Task material:
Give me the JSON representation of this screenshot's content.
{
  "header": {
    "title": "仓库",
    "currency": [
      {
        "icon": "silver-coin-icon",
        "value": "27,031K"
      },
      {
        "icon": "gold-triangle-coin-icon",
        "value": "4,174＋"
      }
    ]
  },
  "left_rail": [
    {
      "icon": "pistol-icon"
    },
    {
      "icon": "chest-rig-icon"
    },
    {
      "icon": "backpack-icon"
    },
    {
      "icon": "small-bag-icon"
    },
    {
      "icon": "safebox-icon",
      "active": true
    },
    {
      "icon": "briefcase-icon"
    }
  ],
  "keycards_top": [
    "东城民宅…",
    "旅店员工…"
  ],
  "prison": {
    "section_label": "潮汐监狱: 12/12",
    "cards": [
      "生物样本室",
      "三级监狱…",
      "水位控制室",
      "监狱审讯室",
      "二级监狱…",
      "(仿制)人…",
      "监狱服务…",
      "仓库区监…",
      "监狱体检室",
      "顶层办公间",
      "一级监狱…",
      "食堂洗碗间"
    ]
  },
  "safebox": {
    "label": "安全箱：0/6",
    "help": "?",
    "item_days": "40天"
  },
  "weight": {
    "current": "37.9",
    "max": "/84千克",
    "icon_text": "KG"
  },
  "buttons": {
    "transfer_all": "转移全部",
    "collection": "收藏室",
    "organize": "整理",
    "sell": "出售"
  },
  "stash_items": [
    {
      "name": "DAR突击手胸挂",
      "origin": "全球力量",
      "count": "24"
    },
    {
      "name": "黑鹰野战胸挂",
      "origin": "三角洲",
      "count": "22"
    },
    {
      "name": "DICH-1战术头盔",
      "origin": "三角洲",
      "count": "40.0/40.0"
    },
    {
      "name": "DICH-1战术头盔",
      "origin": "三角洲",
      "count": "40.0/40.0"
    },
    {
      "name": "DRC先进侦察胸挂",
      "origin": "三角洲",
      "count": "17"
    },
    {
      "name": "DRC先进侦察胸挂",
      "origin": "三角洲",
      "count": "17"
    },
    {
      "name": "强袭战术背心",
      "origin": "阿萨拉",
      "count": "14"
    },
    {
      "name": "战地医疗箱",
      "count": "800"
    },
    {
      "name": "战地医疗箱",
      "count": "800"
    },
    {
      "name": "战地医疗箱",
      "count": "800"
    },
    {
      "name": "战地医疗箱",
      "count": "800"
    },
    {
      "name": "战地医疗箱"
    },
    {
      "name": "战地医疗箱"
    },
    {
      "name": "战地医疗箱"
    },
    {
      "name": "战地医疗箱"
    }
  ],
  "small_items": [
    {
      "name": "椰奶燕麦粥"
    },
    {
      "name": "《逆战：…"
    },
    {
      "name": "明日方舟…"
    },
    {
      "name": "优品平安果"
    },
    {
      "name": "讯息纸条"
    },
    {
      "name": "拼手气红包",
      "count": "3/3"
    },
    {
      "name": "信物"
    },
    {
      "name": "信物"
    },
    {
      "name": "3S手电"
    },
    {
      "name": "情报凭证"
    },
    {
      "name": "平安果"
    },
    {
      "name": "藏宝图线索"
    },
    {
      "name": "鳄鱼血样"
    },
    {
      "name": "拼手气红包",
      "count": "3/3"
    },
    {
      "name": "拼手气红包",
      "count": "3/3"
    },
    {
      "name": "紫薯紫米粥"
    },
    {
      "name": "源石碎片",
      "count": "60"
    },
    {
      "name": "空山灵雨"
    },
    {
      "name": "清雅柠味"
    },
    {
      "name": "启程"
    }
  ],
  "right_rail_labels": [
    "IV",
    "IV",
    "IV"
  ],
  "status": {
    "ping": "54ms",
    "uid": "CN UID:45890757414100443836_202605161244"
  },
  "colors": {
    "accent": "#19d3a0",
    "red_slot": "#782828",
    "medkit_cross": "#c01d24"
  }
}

Requirements: Word for word, extract all the records.

Full answer:
Give me the JSON representation of this screenshot's content.
{
  "header": {
    "title": "仓库",
    "currency": [
      {
        "icon": "silver-coin-icon",
        "value": "27,031K"
      },
      {
        "icon": "gold-triangle-coin-icon",
        "value": "4,174＋"
      }
    ]
  },
  "left_rail": [
    {
      "icon": "pistol-icon"
    },
    {
      "icon": "chest-rig-icon"
    },
    {
      "icon": "backpack-icon"
    },
    {
      "icon": "small-bag-icon"
    },
    {
      "icon": "safebox-icon",
      "active": true
    },
    {
      "icon": "briefcase-icon"
    }
  ],
  "keycards_top": [
    "东城民宅…",
    "旅店员工…"
  ],
  "prison": {
    "section_label": "潮汐监狱: 12/12",
    "cards": [
      "生物样本室",
      "三级监狱…",
      "水位控制室",
      "监狱审讯室",
      "二级监狱…",
      "(仿制)人…",
      "监狱服务…",
      "仓库区监…",
      "监狱体检室",
      "顶层办公间",
      "一级监狱…",
      "食堂洗碗间"
    ]
  },
  "safebox": {
    "label": "安全箱：0/6",
    "help": "?",
    "item_days": "40天"
  },
  "weight": {
    "current": "37.9",
    "max": "/84千克",
    "icon_text": "KG"
  },
  "buttons": {
    "transfer_all": "转移全部",
    "collection": "收藏室",
    "organize": "整理",
    "sell": "出售"
  },
  "stash_items": [
    {
      "name": "DAR突击手胸挂",
      "origin": "全球力量",
      "count": "24"
    },
    {
      "name": "黑鹰野战胸挂",
      "origin": "三角洲",
      "count": "22"
    },
    {
      "name": "DICH-1战术头盔",
      "origin": "三角洲",
      "count": "40.0/40.0"
    },
    {
      "name": "DICH-1战术头盔",
      "origin": "三角洲",
      "count": "40.0/40.0"
    },
    {
      "name": "DRC先进侦察胸挂",
      "origin": "三角洲",
      "count": "17"
    },
    {
      "name": "DRC先进侦察胸挂",
      "origin": "三角洲",
      "count": "17"
    },
    {
      "name": "强袭战术背心",
      "origin": "阿萨拉",
      "count": "14"
    },
    {
      "name": "战地医疗箱",
      "count": "800"
    },
    {
      "name": "战地医疗箱",
      "count": "800"
    },
    {
      "name": "战地医疗箱",
      "count": "800"
    },
    {
      "name": "战地医疗箱",
      "count": "800"
    },
    {
      "name": "战地医疗箱"
    },
    {
      "name": "战地医疗箱"
    },
    {
      "name": "战地医疗箱"
    },
    {
      "name": "战地医疗箱"
    }
  ],
  "small_items": [
    {
      "name": "椰奶燕麦粥"
    },
    {
      "name": "《逆战：…"
    },
    {
      "name": "明日方舟…"
    },
    {
      "name": "优品平安果"
    },
    {
      "name": "讯息纸条"
    },
    {
      "name": "拼手气红包",
      "count": "3/3"
    },
    {
      "name": "信物"
    },
    {
      "name": "信物"
    },
    {
      "name": "3S手电"
    },
    {
      "name": "情报凭证"
    },
    {
      "name": "平安果"
    },
    {
      "name": "藏宝图线索"
    },
    {
      "name": "鳄鱼血样"
    },
    {
      "name": "拼手气红包",
      "count": "3/3"
    },
    {
      "name": "拼手气红包",
      "count": "3/3"
    },
    {
      "name": "紫薯紫米粥"
    },
    {
      "name": "源石碎片",
      "count": "60"
    },
    {
      "name": "空山灵雨"
    },
    {
      "name": "清雅柠味"
    },
    {
      "name": "启程"
    }
  ],
  "right_rail_labels": [
    "IV",
    "IV",
    "IV"
  ],
  "status": {
    "ping": "54ms",
    "uid": "CN UID:45890757414100443836_202605161244"
  },
  "colors": {
    "accent": "#19d3a0",
    "red_slot": "#782828",
    "medkit_cross": "#c01d24"
  }
}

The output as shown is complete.